[Exercise aim]
Transcribe all of the data exactly. Omit the pictures.

>> Start Data for processing

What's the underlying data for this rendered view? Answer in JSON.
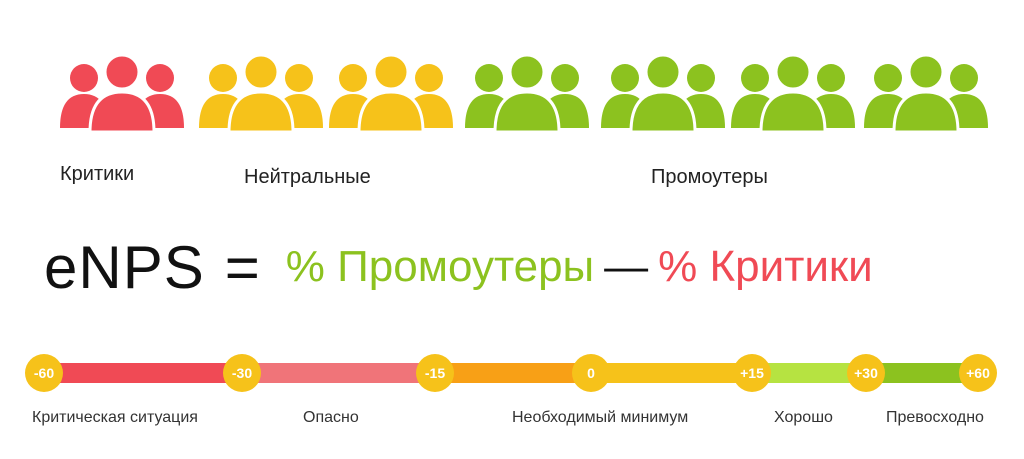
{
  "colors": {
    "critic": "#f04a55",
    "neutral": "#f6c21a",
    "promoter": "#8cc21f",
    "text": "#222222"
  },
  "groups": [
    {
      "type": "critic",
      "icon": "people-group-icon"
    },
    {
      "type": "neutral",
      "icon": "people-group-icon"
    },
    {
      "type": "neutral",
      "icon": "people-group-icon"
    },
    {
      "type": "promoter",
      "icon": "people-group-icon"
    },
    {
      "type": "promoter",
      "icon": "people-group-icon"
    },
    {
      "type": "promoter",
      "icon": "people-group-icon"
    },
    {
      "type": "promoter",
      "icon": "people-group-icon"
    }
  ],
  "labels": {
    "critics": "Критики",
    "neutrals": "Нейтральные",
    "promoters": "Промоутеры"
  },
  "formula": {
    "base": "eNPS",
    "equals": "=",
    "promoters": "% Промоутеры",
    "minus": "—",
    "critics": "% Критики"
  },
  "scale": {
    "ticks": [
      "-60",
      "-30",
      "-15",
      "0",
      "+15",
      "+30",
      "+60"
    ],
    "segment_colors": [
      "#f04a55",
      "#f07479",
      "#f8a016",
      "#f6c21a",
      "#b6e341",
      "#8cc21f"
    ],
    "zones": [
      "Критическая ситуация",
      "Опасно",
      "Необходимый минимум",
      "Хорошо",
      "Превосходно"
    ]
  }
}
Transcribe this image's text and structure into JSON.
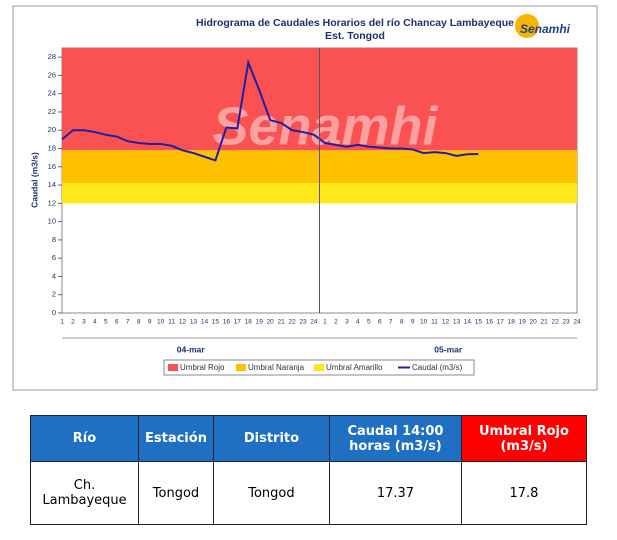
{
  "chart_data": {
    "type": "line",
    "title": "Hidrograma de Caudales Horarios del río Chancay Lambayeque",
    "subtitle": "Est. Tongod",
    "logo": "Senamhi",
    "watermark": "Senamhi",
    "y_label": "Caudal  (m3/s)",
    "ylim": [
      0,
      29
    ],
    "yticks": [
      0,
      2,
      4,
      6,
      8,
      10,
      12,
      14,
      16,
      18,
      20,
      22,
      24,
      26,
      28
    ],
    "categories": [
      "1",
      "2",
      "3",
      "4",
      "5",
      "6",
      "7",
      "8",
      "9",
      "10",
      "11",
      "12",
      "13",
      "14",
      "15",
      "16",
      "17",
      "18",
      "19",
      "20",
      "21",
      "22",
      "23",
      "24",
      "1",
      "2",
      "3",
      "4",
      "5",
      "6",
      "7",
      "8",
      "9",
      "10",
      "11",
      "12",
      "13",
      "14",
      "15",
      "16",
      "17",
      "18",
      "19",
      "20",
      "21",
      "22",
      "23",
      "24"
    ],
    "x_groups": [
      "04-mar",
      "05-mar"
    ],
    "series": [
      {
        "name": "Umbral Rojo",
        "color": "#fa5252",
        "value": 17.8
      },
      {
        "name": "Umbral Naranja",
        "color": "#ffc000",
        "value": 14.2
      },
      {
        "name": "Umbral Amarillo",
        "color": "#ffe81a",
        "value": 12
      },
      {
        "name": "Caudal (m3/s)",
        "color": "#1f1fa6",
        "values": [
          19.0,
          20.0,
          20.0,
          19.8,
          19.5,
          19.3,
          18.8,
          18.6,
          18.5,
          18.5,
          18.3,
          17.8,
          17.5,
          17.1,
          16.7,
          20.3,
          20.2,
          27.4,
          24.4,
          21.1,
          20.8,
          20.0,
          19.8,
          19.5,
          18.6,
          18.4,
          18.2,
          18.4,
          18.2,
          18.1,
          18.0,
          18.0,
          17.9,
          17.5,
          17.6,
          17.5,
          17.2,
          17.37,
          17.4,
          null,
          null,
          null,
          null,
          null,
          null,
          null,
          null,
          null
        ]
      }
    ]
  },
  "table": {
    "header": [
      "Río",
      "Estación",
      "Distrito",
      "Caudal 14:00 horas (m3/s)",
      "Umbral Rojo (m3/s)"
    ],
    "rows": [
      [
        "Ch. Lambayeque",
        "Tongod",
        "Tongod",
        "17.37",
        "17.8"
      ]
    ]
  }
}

>> End Data for processing

[Response to this task]
What's the underlying data for this rendered view? Answer in JSON.
{
  "colors": {
    "critic": "#f04a55",
    "neutral": "#f6c21a",
    "promoter": "#8cc21f",
    "text": "#222222"
  },
  "groups": [
    {
      "type": "critic",
      "icon": "people-group-icon"
    },
    {
      "type": "neutral",
      "icon": "people-group-icon"
    },
    {
      "type": "neutral",
      "icon": "people-group-icon"
    },
    {
      "type": "promoter",
      "icon": "people-group-icon"
    },
    {
      "type": "promoter",
      "icon": "people-group-icon"
    },
    {
      "type": "promoter",
      "icon": "people-group-icon"
    },
    {
      "type": "promoter",
      "icon": "people-group-icon"
    }
  ],
  "labels": {
    "critics": "Критики",
    "neutrals": "Нейтральные",
    "promoters": "Промоутеры"
  },
  "formula": {
    "base": "eNPS",
    "equals": "=",
    "promoters": "% Промоутеры",
    "minus": "—",
    "critics": "% Критики"
  },
  "scale": {
    "ticks": [
      "-60",
      "-30",
      "-15",
      "0",
      "+15",
      "+30",
      "+60"
    ],
    "segment_colors": [
      "#f04a55",
      "#f07479",
      "#f8a016",
      "#f6c21a",
      "#b6e341",
      "#8cc21f"
    ],
    "zones": [
      "Критическая ситуация",
      "Опасно",
      "Необходимый минимум",
      "Хорошо",
      "Превосходно"
    ]
  }
}
Transcribe this image's text and structure into JSON.
{
  "chart_data": {
    "type": "line",
    "title": "Hidrograma de Caudales Horarios del río Chancay Lambayeque",
    "subtitle": "Est. Tongod",
    "logo": "Senamhi",
    "watermark": "Senamhi",
    "y_label": "Caudal  (m3/s)",
    "ylim": [
      0,
      29
    ],
    "yticks": [
      0,
      2,
      4,
      6,
      8,
      10,
      12,
      14,
      16,
      18,
      20,
      22,
      24,
      26,
      28
    ],
    "categories": [
      "1",
      "2",
      "3",
      "4",
      "5",
      "6",
      "7",
      "8",
      "9",
      "10",
      "11",
      "12",
      "13",
      "14",
      "15",
      "16",
      "17",
      "18",
      "19",
      "20",
      "21",
      "22",
      "23",
      "24",
      "1",
      "2",
      "3",
      "4",
      "5",
      "6",
      "7",
      "8",
      "9",
      "10",
      "11",
      "12",
      "13",
      "14",
      "15",
      "16",
      "17",
      "18",
      "19",
      "20",
      "21",
      "22",
      "23",
      "24"
    ],
    "x_groups": [
      "04-mar",
      "05-mar"
    ],
    "series": [
      {
        "name": "Umbral Rojo",
        "color": "#fa5252",
        "value": 17.8
      },
      {
        "name": "Umbral Naranja",
        "color": "#ffc000",
        "value": 14.2
      },
      {
        "name": "Umbral Amarillo",
        "color": "#ffe81a",
        "value": 12
      },
      {
        "name": "Caudal (m3/s)",
        "color": "#1f1fa6",
        "values": [
          19.0,
          20.0,
          20.0,
          19.8,
          19.5,
          19.3,
          18.8,
          18.6,
          18.5,
          18.5,
          18.3,
          17.8,
          17.5,
          17.1,
          16.7,
          20.3,
          20.2,
          27.4,
          24.4,
          21.1,
          20.8,
          20.0,
          19.8,
          19.5,
          18.6,
          18.4,
          18.2,
          18.4,
          18.2,
          18.1,
          18.0,
          18.0,
          17.9,
          17.5,
          17.6,
          17.5,
          17.2,
          17.37,
          17.4,
          null,
          null,
          null,
          null,
          null,
          null,
          null,
          null,
          null
        ]
      }
    ]
  },
  "table": {
    "header": [
      "Río",
      "Estación",
      "Distrito",
      "Caudal 14:00 horas (m3/s)",
      "Umbral Rojo (m3/s)"
    ],
    "rows": [
      [
        "Ch. Lambayeque",
        "Tongod",
        "Tongod",
        "17.37",
        "17.8"
      ]
    ]
  }
}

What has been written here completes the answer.